> **Aim**: Filter this material down to the lines that hold "Dyed", copying each one.

> **Extracts from a graphics dataset**:
==*==

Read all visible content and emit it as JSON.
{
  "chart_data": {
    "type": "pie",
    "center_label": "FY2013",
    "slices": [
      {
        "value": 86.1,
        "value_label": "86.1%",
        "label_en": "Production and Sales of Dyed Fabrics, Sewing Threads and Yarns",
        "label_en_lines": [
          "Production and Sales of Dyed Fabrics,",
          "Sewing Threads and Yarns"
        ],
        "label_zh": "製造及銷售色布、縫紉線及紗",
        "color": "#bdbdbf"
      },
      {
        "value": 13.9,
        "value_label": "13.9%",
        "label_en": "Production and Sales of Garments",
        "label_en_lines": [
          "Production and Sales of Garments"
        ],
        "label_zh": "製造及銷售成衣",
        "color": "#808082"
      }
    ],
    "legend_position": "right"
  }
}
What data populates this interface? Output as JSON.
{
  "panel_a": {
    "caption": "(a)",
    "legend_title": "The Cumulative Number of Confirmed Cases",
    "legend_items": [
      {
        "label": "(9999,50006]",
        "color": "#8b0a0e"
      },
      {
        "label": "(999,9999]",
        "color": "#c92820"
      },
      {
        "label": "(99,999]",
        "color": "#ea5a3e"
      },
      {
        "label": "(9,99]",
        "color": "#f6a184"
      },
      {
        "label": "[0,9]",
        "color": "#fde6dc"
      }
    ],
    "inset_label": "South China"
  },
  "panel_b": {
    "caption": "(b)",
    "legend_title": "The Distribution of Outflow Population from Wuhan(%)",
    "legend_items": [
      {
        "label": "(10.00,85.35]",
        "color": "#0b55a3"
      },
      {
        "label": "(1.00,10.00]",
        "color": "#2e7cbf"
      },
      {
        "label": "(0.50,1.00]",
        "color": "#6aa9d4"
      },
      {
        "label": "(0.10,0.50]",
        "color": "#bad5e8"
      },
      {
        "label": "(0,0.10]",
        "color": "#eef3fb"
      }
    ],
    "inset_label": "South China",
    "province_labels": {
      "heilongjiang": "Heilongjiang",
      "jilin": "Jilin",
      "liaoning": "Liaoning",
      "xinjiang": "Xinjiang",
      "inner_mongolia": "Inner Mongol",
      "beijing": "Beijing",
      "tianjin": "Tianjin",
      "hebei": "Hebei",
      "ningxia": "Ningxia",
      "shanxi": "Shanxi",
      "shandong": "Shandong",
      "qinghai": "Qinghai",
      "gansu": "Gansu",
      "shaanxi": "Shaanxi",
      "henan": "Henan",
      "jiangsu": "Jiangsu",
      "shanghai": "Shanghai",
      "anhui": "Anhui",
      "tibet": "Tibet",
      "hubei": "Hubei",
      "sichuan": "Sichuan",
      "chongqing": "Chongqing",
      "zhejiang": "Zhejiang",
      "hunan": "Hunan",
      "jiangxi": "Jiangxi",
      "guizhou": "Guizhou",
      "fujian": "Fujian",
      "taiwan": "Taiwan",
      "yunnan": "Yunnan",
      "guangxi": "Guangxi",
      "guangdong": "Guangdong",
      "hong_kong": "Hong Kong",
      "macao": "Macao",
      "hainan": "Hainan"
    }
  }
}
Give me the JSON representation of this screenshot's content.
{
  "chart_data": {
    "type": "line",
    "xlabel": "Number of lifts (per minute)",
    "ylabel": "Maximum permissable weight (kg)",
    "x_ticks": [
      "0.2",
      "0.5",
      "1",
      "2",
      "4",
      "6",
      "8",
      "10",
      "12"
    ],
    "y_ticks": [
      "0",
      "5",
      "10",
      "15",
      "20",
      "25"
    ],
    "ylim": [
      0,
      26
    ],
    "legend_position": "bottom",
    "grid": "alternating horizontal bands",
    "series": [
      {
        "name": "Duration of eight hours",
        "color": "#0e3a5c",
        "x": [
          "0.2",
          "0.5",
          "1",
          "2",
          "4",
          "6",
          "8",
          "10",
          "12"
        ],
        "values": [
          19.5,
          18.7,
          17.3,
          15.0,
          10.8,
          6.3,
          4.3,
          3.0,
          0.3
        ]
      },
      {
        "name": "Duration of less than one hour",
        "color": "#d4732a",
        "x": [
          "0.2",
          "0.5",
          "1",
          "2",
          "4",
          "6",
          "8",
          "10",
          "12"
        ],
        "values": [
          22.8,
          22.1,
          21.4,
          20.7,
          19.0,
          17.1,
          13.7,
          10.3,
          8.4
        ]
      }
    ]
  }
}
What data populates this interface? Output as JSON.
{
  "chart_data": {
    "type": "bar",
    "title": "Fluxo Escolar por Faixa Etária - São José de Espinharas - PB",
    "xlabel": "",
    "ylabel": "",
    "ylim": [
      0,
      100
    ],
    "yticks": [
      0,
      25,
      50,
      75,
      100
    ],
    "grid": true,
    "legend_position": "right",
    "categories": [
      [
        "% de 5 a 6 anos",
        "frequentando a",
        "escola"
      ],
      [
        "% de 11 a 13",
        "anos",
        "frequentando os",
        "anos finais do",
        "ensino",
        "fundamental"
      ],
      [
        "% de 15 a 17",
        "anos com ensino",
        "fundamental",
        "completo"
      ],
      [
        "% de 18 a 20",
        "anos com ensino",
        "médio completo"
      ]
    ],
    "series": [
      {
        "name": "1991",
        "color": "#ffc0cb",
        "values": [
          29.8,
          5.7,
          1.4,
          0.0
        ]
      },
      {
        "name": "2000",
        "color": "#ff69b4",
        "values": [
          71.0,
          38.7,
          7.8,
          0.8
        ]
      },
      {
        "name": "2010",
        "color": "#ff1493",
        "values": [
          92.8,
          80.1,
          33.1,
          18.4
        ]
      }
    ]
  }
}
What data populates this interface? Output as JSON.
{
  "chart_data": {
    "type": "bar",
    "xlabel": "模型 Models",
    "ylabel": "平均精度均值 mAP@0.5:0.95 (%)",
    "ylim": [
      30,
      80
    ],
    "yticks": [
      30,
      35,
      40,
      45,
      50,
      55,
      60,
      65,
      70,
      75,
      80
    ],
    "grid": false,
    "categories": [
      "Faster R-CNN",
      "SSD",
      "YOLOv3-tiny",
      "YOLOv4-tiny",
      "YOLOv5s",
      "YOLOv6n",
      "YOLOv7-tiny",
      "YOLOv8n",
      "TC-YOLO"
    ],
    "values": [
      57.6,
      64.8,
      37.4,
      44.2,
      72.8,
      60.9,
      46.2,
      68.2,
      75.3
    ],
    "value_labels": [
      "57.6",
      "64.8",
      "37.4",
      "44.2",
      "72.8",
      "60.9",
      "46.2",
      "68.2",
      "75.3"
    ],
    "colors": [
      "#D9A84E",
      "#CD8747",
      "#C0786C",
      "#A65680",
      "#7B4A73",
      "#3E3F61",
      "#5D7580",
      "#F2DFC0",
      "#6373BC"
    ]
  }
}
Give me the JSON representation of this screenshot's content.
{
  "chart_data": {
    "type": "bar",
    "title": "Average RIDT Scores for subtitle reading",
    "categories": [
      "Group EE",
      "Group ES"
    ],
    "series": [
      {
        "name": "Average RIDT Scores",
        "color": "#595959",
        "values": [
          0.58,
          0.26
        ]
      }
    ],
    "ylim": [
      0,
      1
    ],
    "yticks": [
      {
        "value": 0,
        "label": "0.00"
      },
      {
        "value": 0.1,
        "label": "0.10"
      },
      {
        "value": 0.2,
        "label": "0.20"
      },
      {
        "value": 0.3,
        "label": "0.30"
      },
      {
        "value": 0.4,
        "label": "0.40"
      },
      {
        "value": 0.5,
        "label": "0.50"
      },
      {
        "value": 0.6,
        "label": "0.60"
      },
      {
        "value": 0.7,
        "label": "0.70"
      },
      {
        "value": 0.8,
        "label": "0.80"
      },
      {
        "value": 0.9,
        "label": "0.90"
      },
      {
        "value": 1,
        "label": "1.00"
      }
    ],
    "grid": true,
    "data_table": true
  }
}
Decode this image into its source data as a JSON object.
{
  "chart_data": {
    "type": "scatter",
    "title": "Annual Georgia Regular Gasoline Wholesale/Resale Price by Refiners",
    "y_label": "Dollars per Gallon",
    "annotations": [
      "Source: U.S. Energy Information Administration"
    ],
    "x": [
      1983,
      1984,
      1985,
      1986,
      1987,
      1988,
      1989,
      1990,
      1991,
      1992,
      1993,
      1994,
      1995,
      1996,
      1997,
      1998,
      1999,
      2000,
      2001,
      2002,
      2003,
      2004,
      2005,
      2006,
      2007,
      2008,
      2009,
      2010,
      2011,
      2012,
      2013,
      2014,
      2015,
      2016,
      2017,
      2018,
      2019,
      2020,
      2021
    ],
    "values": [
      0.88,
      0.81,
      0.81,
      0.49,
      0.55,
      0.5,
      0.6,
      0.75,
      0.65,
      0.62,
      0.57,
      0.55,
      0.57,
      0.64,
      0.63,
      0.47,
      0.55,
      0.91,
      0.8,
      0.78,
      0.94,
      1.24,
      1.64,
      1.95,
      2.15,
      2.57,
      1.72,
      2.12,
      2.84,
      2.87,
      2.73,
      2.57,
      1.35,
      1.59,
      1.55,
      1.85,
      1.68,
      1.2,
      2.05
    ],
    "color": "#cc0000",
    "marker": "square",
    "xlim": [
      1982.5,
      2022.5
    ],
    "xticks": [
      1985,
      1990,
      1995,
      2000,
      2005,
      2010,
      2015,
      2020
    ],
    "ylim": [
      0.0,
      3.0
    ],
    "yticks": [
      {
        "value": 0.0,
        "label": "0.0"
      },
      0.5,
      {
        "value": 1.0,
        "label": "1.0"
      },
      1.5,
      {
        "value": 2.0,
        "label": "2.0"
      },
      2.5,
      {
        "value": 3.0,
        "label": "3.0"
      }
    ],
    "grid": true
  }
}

==*==

> **Solution**:
        "label_en": "Production and Sales of Dyed Fabrics, Sewing Threads and Yarns",
          "Production and Sales of Dyed Fabrics,",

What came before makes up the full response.